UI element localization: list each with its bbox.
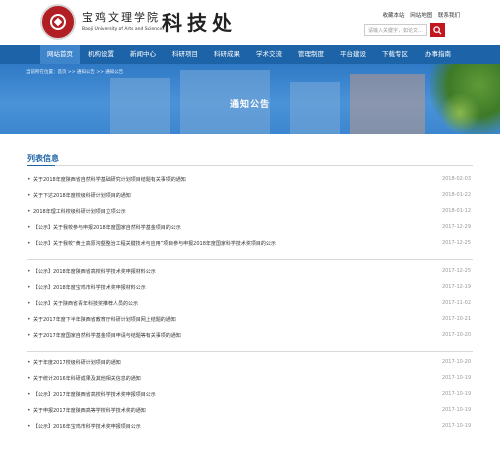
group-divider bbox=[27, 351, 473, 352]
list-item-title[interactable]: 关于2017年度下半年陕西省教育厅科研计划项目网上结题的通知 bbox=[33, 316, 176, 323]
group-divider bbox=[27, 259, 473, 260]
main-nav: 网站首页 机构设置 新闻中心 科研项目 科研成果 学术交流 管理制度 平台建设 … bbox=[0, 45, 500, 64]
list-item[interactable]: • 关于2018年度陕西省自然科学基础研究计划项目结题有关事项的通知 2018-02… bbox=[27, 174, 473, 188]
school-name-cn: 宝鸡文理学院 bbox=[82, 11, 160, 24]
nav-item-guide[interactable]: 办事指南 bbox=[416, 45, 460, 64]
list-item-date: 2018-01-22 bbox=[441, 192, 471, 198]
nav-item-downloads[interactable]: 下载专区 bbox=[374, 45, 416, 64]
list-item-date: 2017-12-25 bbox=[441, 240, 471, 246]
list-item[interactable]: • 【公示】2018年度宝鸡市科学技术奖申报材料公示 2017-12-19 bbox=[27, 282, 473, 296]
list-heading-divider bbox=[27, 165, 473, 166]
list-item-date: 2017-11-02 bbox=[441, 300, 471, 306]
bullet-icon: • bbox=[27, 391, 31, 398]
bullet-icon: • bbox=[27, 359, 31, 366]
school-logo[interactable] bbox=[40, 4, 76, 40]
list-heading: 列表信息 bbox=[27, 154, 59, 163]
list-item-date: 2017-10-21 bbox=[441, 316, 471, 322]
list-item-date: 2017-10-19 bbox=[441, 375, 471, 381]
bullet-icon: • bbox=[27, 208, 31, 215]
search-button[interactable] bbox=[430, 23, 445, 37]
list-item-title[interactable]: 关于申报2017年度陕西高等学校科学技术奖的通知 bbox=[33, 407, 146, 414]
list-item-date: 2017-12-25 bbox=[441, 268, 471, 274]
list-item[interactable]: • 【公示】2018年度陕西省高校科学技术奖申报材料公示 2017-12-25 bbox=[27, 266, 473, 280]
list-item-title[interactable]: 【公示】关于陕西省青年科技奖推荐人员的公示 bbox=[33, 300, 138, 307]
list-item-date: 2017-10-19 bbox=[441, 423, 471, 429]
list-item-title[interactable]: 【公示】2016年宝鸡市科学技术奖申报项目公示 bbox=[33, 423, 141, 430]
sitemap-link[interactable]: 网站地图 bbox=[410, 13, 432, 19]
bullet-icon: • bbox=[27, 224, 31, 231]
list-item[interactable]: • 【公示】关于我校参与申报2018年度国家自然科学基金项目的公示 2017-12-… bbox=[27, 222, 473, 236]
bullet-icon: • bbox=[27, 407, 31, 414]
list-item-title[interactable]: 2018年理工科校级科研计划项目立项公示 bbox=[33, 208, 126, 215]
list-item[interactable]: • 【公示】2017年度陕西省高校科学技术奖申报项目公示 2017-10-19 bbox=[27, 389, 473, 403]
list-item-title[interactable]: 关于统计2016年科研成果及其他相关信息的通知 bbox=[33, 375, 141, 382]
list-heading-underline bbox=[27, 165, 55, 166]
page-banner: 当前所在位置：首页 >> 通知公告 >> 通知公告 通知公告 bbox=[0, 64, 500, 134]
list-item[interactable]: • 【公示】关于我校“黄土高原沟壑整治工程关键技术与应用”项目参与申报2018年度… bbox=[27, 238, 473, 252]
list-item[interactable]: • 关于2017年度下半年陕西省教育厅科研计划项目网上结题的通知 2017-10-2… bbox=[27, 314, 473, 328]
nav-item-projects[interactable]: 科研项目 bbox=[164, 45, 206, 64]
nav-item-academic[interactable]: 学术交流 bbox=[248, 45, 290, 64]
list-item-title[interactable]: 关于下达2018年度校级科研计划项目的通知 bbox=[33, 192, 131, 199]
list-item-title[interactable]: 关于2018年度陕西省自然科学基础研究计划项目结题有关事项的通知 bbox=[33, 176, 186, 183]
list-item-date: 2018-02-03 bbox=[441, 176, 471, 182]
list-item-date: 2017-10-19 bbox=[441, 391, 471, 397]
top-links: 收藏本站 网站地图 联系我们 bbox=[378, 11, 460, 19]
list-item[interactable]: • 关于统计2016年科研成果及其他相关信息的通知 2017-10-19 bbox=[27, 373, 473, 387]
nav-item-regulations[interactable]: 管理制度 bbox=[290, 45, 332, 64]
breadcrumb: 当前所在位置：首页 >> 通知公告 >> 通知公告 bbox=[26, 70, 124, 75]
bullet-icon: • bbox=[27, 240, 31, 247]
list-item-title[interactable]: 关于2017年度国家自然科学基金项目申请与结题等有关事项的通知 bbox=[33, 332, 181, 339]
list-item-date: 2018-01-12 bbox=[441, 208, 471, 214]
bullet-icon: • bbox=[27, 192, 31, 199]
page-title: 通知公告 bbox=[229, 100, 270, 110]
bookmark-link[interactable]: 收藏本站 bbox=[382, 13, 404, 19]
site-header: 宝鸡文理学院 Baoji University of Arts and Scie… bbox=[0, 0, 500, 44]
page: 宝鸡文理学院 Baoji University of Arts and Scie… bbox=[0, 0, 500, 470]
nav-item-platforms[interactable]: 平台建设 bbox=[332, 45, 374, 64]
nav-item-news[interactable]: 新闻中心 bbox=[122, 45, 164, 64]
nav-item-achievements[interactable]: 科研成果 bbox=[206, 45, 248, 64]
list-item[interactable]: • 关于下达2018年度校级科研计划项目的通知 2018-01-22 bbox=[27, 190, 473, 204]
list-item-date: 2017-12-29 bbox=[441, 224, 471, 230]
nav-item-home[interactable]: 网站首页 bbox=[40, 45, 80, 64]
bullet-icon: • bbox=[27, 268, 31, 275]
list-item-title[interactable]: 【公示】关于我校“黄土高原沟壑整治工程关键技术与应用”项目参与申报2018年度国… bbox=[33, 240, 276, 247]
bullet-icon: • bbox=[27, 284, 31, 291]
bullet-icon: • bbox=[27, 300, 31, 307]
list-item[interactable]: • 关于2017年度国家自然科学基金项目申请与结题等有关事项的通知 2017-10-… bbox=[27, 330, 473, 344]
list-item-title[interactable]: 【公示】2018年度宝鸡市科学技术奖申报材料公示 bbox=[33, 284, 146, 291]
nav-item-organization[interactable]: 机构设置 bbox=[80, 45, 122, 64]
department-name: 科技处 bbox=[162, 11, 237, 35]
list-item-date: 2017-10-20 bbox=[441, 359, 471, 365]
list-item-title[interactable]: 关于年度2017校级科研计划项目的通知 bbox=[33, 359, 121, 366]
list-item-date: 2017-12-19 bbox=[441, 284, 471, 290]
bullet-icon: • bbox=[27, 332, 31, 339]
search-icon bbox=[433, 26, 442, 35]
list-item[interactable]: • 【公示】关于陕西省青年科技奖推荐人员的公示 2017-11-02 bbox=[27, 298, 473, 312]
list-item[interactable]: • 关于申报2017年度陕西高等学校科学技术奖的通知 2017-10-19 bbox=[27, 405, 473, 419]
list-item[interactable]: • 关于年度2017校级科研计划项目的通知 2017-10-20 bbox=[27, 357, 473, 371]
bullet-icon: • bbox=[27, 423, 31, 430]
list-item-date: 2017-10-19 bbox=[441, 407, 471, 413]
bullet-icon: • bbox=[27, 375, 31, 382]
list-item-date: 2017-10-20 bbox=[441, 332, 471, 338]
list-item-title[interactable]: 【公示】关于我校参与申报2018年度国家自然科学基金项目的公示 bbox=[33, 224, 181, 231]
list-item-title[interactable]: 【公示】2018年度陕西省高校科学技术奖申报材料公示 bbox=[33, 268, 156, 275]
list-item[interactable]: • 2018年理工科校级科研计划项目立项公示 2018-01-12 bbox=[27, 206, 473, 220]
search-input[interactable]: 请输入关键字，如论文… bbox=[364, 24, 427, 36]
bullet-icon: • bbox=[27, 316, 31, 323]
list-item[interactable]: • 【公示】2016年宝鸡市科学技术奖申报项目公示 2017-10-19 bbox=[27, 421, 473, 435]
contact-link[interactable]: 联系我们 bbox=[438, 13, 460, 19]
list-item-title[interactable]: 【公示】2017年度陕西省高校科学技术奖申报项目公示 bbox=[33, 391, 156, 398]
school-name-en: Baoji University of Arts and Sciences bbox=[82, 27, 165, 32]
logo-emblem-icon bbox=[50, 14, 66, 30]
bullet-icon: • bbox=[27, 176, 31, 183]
* * *
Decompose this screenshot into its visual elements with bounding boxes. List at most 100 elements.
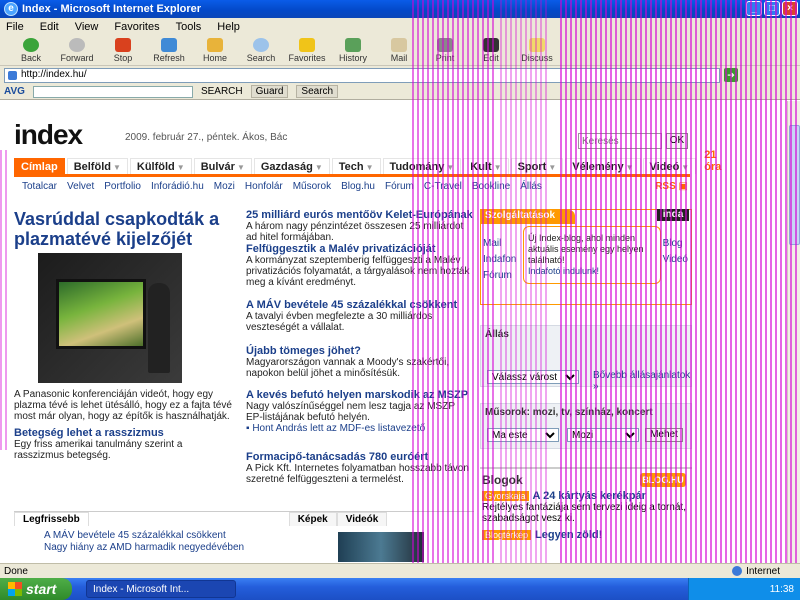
==
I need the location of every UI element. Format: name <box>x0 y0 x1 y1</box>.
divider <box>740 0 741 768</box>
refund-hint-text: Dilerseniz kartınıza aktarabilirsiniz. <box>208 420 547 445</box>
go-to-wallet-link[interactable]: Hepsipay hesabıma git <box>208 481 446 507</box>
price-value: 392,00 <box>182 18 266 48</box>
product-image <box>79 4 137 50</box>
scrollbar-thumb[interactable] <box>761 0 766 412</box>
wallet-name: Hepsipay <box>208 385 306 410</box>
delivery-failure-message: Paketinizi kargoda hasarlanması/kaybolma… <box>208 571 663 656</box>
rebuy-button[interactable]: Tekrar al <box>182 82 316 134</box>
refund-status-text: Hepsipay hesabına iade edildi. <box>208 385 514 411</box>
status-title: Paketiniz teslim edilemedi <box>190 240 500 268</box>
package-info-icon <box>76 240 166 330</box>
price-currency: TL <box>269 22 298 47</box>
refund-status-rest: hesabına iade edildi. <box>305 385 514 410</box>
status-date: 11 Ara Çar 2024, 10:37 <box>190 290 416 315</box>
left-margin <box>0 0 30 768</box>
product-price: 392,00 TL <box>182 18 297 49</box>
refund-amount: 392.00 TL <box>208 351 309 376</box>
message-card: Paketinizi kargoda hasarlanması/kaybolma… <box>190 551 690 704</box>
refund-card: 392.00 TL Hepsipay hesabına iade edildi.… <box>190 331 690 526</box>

Goal: Rewrite the lines starting at "UI element localization: list" and ending at "list-item-date: 2017-12-25 bbox=[441, 240, 471, 246]", changing "group-divider" to "section-divider" and keeping everything else the same. Leave the pictures out of your answer.

Answer to this exercise:
UI element localization: list each with its bbox.
section-divider bbox=[27, 351, 473, 352]
list-item-title[interactable]: 关于2017年度下半年陕西省教育厅科研计划项目网上结题的通知 bbox=[33, 316, 176, 323]
section-divider bbox=[27, 259, 473, 260]
main-nav: 网站首页 机构设置 新闻中心 科研项目 科研成果 学术交流 管理制度 平台建设 … bbox=[0, 45, 500, 64]
list-item[interactable]: • 关于2018年度陕西省自然科学基础研究计划项目结题有关事项的通知 2018-02… bbox=[27, 174, 473, 188]
school-name-cn: 宝鸡文理学院 bbox=[82, 11, 160, 24]
nav-item-guide[interactable]: 办事指南 bbox=[416, 45, 460, 64]
list-item-date: 2018-01-22 bbox=[441, 192, 471, 198]
nav-item-downloads[interactable]: 下载专区 bbox=[374, 45, 416, 64]
list-item-date: 2017-12-25 bbox=[441, 240, 471, 246]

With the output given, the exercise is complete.